STATED EXERCISE:
Transcribe the entries exactly; images are not part of the copy.

SUPPLIED INFORMATION:

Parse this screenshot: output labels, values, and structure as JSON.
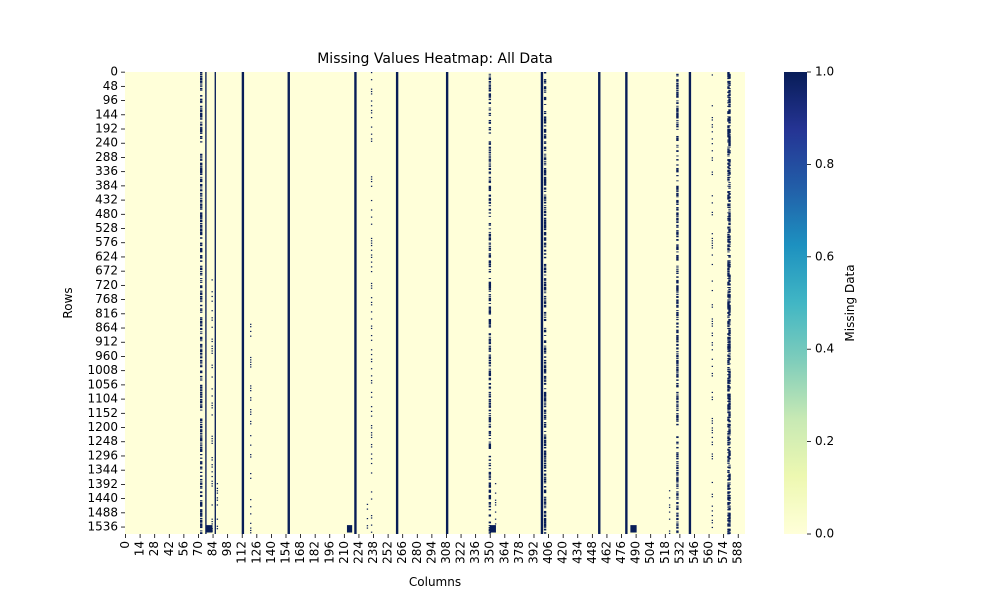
{
  "chart_data": {
    "type": "heatmap",
    "title": "Missing Values Heatmap: All Data",
    "xlabel": "Columns",
    "ylabel": "Rows",
    "rows": 1560,
    "columns": 595,
    "x_ticks": [
      "0",
      "14",
      "28",
      "42",
      "56",
      "70",
      "84",
      "98",
      "112",
      "126",
      "140",
      "154",
      "168",
      "182",
      "196",
      "210",
      "224",
      "238",
      "252",
      "266",
      "280",
      "294",
      "308",
      "322",
      "336",
      "350",
      "364",
      "378",
      "392",
      "406",
      "420",
      "434",
      "448",
      "462",
      "476",
      "490",
      "504",
      "518",
      "532",
      "546",
      "560",
      "574",
      "588"
    ],
    "x_tick_step": 14,
    "y_ticks": [
      "0",
      "48",
      "96",
      "144",
      "192",
      "240",
      "288",
      "336",
      "384",
      "432",
      "480",
      "528",
      "576",
      "624",
      "672",
      "720",
      "768",
      "816",
      "864",
      "912",
      "960",
      "1008",
      "1056",
      "1104",
      "1152",
      "1200",
      "1248",
      "1296",
      "1344",
      "1392",
      "1440",
      "1488",
      "1536"
    ],
    "y_tick_step": 48,
    "colorbar": {
      "label": "Missing Data",
      "range": [
        0.0,
        1.0
      ],
      "ticks": [
        "0.0",
        "0.2",
        "0.4",
        "0.6",
        "0.8",
        "1.0"
      ],
      "colormap": "YlGnBu",
      "stops": [
        "#ffffd9",
        "#edf8b1",
        "#c7e9b4",
        "#7fcdbb",
        "#41b6c4",
        "#1d91c0",
        "#225ea8",
        "#253494",
        "#081d58"
      ]
    },
    "background_value": 0.0,
    "fully_missing_columns": [
      77,
      86,
      112,
      113,
      156,
      157,
      220,
      221,
      260,
      261,
      308,
      309,
      399,
      400,
      454,
      455,
      480,
      481,
      541,
      542
    ],
    "mostly_missing_columns": [
      72,
      349,
      402,
      529,
      578,
      579
    ],
    "sparse_missing_columns": [
      {
        "col": 83,
        "row_start": 700,
        "row_end": 1560
      },
      {
        "col": 88,
        "row_start": 1380,
        "row_end": 1560
      },
      {
        "col": 120,
        "row_start": 850,
        "row_end": 1560
      },
      {
        "col": 232,
        "row_start": 1450,
        "row_end": 1560
      },
      {
        "col": 236,
        "row_start": 0,
        "row_end": 1560
      },
      {
        "col": 355,
        "row_start": 1380,
        "row_end": 1560
      },
      {
        "col": 522,
        "row_start": 1380,
        "row_end": 1560
      },
      {
        "col": 563,
        "row_start": 0,
        "row_end": 1560
      }
    ],
    "missing_blocks": [
      {
        "col_start": 78,
        "col_end": 84,
        "row_start": 1530,
        "row_end": 1555
      },
      {
        "col_start": 213,
        "col_end": 218,
        "row_start": 1530,
        "row_end": 1555
      },
      {
        "col_start": 350,
        "col_end": 356,
        "row_start": 1530,
        "row_end": 1555
      },
      {
        "col_start": 485,
        "col_end": 491,
        "row_start": 1530,
        "row_end": 1555
      }
    ]
  }
}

OUTPUT OF THE EXERCISE:
Parse this screenshot: output labels, values, and structure as JSON.
{
  "chart_data": {
    "type": "heatmap",
    "title": "Missing Values Heatmap: All Data",
    "xlabel": "Columns",
    "ylabel": "Rows",
    "rows": 1560,
    "columns": 595,
    "x_ticks": [
      "0",
      "14",
      "28",
      "42",
      "56",
      "70",
      "84",
      "98",
      "112",
      "126",
      "140",
      "154",
      "168",
      "182",
      "196",
      "210",
      "224",
      "238",
      "252",
      "266",
      "280",
      "294",
      "308",
      "322",
      "336",
      "350",
      "364",
      "378",
      "392",
      "406",
      "420",
      "434",
      "448",
      "462",
      "476",
      "490",
      "504",
      "518",
      "532",
      "546",
      "560",
      "574",
      "588"
    ],
    "x_tick_step": 14,
    "y_ticks": [
      "0",
      "48",
      "96",
      "144",
      "192",
      "240",
      "288",
      "336",
      "384",
      "432",
      "480",
      "528",
      "576",
      "624",
      "672",
      "720",
      "768",
      "816",
      "864",
      "912",
      "960",
      "1008",
      "1056",
      "1104",
      "1152",
      "1200",
      "1248",
      "1296",
      "1344",
      "1392",
      "1440",
      "1488",
      "1536"
    ],
    "y_tick_step": 48,
    "colorbar": {
      "label": "Missing Data",
      "range": [
        0.0,
        1.0
      ],
      "ticks": [
        "0.0",
        "0.2",
        "0.4",
        "0.6",
        "0.8",
        "1.0"
      ],
      "colormap": "YlGnBu",
      "stops": [
        "#ffffd9",
        "#edf8b1",
        "#c7e9b4",
        "#7fcdbb",
        "#41b6c4",
        "#1d91c0",
        "#225ea8",
        "#253494",
        "#081d58"
      ]
    },
    "background_value": 0.0,
    "fully_missing_columns": [
      77,
      86,
      112,
      113,
      156,
      157,
      220,
      221,
      260,
      261,
      308,
      309,
      399,
      400,
      454,
      455,
      480,
      481,
      541,
      542
    ],
    "mostly_missing_columns": [
      72,
      349,
      402,
      529,
      578,
      579
    ],
    "sparse_missing_columns": [
      {
        "col": 83,
        "row_start": 700,
        "row_end": 1560
      },
      {
        "col": 88,
        "row_start": 1380,
        "row_end": 1560
      },
      {
        "col": 120,
        "row_start": 850,
        "row_end": 1560
      },
      {
        "col": 232,
        "row_start": 1450,
        "row_end": 1560
      },
      {
        "col": 236,
        "row_start": 0,
        "row_end": 1560
      },
      {
        "col": 355,
        "row_start": 1380,
        "row_end": 1560
      },
      {
        "col": 522,
        "row_start": 1380,
        "row_end": 1560
      },
      {
        "col": 563,
        "row_start": 0,
        "row_end": 1560
      }
    ],
    "missing_blocks": [
      {
        "col_start": 78,
        "col_end": 84,
        "row_start": 1530,
        "row_end": 1555
      },
      {
        "col_start": 213,
        "col_end": 218,
        "row_start": 1530,
        "row_end": 1555
      },
      {
        "col_start": 350,
        "col_end": 356,
        "row_start": 1530,
        "row_end": 1555
      },
      {
        "col_start": 485,
        "col_end": 491,
        "row_start": 1530,
        "row_end": 1555
      }
    ]
  }
}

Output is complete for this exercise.